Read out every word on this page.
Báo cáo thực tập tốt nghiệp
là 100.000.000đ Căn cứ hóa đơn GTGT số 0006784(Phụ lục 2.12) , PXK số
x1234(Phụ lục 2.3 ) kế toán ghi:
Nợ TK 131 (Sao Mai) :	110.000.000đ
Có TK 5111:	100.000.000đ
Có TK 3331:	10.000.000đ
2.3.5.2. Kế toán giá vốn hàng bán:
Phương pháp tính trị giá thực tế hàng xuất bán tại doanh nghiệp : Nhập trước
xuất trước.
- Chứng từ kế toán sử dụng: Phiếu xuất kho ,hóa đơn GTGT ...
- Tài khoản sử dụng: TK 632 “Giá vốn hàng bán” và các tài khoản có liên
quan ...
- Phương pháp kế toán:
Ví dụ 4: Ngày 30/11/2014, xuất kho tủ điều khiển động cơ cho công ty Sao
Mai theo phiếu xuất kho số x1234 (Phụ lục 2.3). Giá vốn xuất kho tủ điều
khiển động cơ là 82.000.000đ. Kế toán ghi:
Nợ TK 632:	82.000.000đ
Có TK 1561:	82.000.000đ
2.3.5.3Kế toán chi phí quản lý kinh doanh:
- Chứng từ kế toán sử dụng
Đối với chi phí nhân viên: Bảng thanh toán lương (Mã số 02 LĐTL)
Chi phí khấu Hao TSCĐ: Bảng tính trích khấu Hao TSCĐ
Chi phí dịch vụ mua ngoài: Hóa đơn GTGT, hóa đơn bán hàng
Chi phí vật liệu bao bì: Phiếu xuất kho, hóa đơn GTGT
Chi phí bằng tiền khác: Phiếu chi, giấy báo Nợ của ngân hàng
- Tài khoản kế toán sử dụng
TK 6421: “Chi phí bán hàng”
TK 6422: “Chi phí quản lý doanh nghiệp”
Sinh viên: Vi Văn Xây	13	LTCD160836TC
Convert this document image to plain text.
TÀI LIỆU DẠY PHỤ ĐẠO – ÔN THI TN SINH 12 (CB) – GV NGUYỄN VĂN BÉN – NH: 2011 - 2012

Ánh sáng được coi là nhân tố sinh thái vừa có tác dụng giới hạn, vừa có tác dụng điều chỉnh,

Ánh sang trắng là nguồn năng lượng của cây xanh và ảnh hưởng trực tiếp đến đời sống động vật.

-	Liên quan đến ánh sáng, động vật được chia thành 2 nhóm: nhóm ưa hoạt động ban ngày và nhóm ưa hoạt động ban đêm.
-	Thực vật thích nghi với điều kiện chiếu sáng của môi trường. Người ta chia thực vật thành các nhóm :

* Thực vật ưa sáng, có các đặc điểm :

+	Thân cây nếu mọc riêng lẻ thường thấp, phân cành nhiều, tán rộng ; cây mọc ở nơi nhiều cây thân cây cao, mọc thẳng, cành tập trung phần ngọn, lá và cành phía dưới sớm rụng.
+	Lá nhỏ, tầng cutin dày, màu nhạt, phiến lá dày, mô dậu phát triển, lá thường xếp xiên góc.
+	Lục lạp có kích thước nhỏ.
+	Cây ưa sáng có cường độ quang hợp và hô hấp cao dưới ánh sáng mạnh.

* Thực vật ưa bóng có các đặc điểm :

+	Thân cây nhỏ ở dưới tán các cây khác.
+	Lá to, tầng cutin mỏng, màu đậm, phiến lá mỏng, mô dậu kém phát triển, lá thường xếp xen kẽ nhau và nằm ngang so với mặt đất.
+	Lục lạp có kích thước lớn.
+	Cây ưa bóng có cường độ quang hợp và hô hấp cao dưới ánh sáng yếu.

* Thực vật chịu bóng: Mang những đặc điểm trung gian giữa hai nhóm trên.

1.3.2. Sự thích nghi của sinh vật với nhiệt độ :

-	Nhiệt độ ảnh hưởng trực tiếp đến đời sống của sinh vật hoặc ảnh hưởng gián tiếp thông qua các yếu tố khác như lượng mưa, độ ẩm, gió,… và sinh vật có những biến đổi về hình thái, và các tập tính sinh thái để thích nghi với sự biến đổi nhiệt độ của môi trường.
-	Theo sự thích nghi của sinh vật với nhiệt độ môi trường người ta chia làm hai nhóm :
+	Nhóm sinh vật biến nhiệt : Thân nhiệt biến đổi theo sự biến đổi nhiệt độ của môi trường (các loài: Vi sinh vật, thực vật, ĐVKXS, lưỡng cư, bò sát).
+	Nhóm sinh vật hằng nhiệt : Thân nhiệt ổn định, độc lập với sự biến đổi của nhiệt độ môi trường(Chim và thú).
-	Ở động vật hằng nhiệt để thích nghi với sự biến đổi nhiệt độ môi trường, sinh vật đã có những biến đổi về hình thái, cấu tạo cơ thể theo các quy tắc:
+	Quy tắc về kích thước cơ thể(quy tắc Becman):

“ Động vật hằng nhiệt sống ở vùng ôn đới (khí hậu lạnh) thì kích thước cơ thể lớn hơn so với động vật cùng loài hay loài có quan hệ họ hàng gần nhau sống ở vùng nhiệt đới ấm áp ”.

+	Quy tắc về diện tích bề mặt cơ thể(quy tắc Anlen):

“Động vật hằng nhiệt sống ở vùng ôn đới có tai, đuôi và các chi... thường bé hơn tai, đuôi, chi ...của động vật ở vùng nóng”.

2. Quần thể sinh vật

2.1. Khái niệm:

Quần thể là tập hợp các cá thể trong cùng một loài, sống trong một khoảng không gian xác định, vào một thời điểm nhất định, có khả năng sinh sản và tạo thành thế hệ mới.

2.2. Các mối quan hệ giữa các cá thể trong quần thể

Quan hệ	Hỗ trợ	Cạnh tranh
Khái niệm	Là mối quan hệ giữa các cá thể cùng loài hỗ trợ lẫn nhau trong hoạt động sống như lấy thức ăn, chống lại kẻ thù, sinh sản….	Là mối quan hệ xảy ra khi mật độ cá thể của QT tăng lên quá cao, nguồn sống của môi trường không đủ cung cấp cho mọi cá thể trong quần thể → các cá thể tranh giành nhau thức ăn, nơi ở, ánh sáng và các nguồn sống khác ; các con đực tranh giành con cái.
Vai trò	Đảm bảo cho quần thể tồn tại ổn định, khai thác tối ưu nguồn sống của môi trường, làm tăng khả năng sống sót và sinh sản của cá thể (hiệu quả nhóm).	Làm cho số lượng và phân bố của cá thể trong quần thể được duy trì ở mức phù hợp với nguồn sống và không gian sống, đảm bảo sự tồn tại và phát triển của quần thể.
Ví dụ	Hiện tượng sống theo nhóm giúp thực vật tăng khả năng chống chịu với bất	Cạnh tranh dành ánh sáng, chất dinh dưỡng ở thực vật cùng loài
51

· · ·

- [What to do]:
Each line above must be reproduced exactly as it stands.

- [Answer to the problem]:
Read out every word on this page.
Báo cáo thực tập tốt nghiệp
là 100.000.000đ Căn cứ hóa đơn GTGT số 0006784(Phụ lục 2.12) , PXK số
x1234(Phụ lục 2.3 ) kế toán ghi:
Nợ TK 131 (Sao Mai) :	110.000.000đ
Có TK 5111:	100.000.000đ
Có TK 3331:	10.000.000đ
2.3.5.2. Kế toán giá vốn hàng bán:
Phương pháp tính trị giá thực tế hàng xuất bán tại doanh nghiệp : Nhập trước
xuất trước.
- Chứng từ kế toán sử dụng: Phiếu xuất kho ,hóa đơn GTGT ...
- Tài khoản sử dụng: TK 632 “Giá vốn hàng bán” và các tài khoản có liên
quan ...
- Phương pháp kế toán:
Ví dụ 4: Ngày 30/11/2014, xuất kho tủ điều khiển động cơ cho công ty Sao
Mai theo phiếu xuất kho số x1234 (Phụ lục 2.3). Giá vốn xuất kho tủ điều
khiển động cơ là 82.000.000đ. Kế toán ghi:
Nợ TK 632:	82.000.000đ
Có TK 1561:	82.000.000đ
2.3.5.3Kế toán chi phí quản lý kinh doanh:
- Chứng từ kế toán sử dụng
Đối với chi phí nhân viên: Bảng thanh toán lương (Mã số 02 LĐTL)
Chi phí khấu Hao TSCĐ: Bảng tính trích khấu Hao TSCĐ
Chi phí dịch vụ mua ngoài: Hóa đơn GTGT, hóa đơn bán hàng
Chi phí vật liệu bao bì: Phiếu xuất kho, hóa đơn GTGT
Chi phí bằng tiền khác: Phiếu chi, giấy báo Nợ của ngân hàng
- Tài khoản kế toán sử dụng
TK 6421: “Chi phí bán hàng”
TK 6422: “Chi phí quản lý doanh nghiệp”
Sinh viên: Vi Văn Xây	13	LTCD160836TC
Convert this document image to plain text.
TÀI LIỆU DẠY PHỤ ĐẠO – ÔN THI TN SINH 12 (CB) – GV NGUYỄN VĂN BÉN – NH: 2011 - 2012

Ánh sáng được coi là nhân tố sinh thái vừa có tác dụng giới hạn, vừa có tác dụng điều chỉnh,

Ánh sang trắng là nguồn năng lượng của cây xanh và ảnh hưởng trực tiếp đến đời sống động vật.

-	Liên quan đến ánh sáng, động vật được chia thành 2 nhóm: nhóm ưa hoạt động ban ngày và nhóm ưa hoạt động ban đêm.
-	Thực vật thích nghi với điều kiện chiếu sáng của môi trường. Người ta chia thực vật thành các nhóm :

* Thực vật ưa sáng, có các đặc điểm :

+	Thân cây nếu mọc riêng lẻ thường thấp, phân cành nhiều, tán rộng ; cây mọc ở nơi nhiều cây thân cây cao, mọc thẳng, cành tập trung phần ngọn, lá và cành phía dưới sớm rụng.
+	Lá nhỏ, tầng cutin dày, màu nhạt, phiến lá dày, mô dậu phát triển, lá thường xếp xiên góc.
+	Lục lạp có kích thước nhỏ.
+	Cây ưa sáng có cường độ quang hợp và hô hấp cao dưới ánh sáng mạnh.

* Thực vật ưa bóng có các đặc điểm :

+	Thân cây nhỏ ở dưới tán các cây khác.
+	Lá to, tầng cutin mỏng, màu đậm, phiến lá mỏng, mô dậu kém phát triển, lá thường xếp xen kẽ nhau và nằm ngang so với mặt đất.
+	Lục lạp có kích thước lớn.
+	Cây ưa bóng có cường độ quang hợp và hô hấp cao dưới ánh sáng yếu.

* Thực vật chịu bóng: Mang những đặc điểm trung gian giữa hai nhóm trên.

1.3.2. Sự thích nghi của sinh vật với nhiệt độ :

-	Nhiệt độ ảnh hưởng trực tiếp đến đời sống của sinh vật hoặc ảnh hưởng gián tiếp thông qua các yếu tố khác như lượng mưa, độ ẩm, gió,… và sinh vật có những biến đổi về hình thái, và các tập tính sinh thái để thích nghi với sự biến đổi nhiệt độ của môi trường.
-	Theo sự thích nghi của sinh vật với nhiệt độ môi trường người ta chia làm hai nhóm :
+	Nhóm sinh vật biến nhiệt : Thân nhiệt biến đổi theo sự biến đổi nhiệt độ của môi trường (các loài: Vi sinh vật, thực vật, ĐVKXS, lưỡng cư, bò sát).
+	Nhóm sinh vật hằng nhiệt : Thân nhiệt ổn định, độc lập với sự biến đổi của nhiệt độ môi trường(Chim và thú).
-	Ở động vật hằng nhiệt để thích nghi với sự biến đổi nhiệt độ môi trường, sinh vật đã có những biến đổi về hình thái, cấu tạo cơ thể theo các quy tắc:
+	Quy tắc về kích thước cơ thể(quy tắc Becman):

“ Động vật hằng nhiệt sống ở vùng ôn đới (khí hậu lạnh) thì kích thước cơ thể lớn hơn so với động vật cùng loài hay loài có quan hệ họ hàng gần nhau sống ở vùng nhiệt đới ấm áp ”.

+	Quy tắc về diện tích bề mặt cơ thể(quy tắc Anlen):

“Động vật hằng nhiệt sống ở vùng ôn đới có tai, đuôi và các chi... thường bé hơn tai, đuôi, chi ...của động vật ở vùng nóng”.

2. Quần thể sinh vật

2.1. Khái niệm:

Quần thể là tập hợp các cá thể trong cùng một loài, sống trong một khoảng không gian xác định, vào một thời điểm nhất định, có khả năng sinh sản và tạo thành thế hệ mới.

2.2. Các mối quan hệ giữa các cá thể trong quần thể

Quan hệ	Hỗ trợ	Cạnh tranh
Khái niệm	Là mối quan hệ giữa các cá thể cùng loài hỗ trợ lẫn nhau trong hoạt động sống như lấy thức ăn, chống lại kẻ thù, sinh sản….	Là mối quan hệ xảy ra khi mật độ cá thể của QT tăng lên quá cao, nguồn sống của môi trường không đủ cung cấp cho mọi cá thể trong quần thể → các cá thể tranh giành nhau thức ăn, nơi ở, ánh sáng và các nguồn sống khác ; các con đực tranh giành con cái.
Vai trò	Đảm bảo cho quần thể tồn tại ổn định, khai thác tối ưu nguồn sống của môi trường, làm tăng khả năng sống sót và sinh sản của cá thể (hiệu quả nhóm).	Làm cho số lượng và phân bố của cá thể trong quần thể được duy trì ở mức phù hợp với nguồn sống và không gian sống, đảm bảo sự tồn tại và phát triển của quần thể.
Ví dụ	Hiện tượng sống theo nhóm giúp thực vật tăng khả năng chống chịu với bất	Cạnh tranh dành ánh sáng, chất dinh dưỡng ở thực vật cùng loài
51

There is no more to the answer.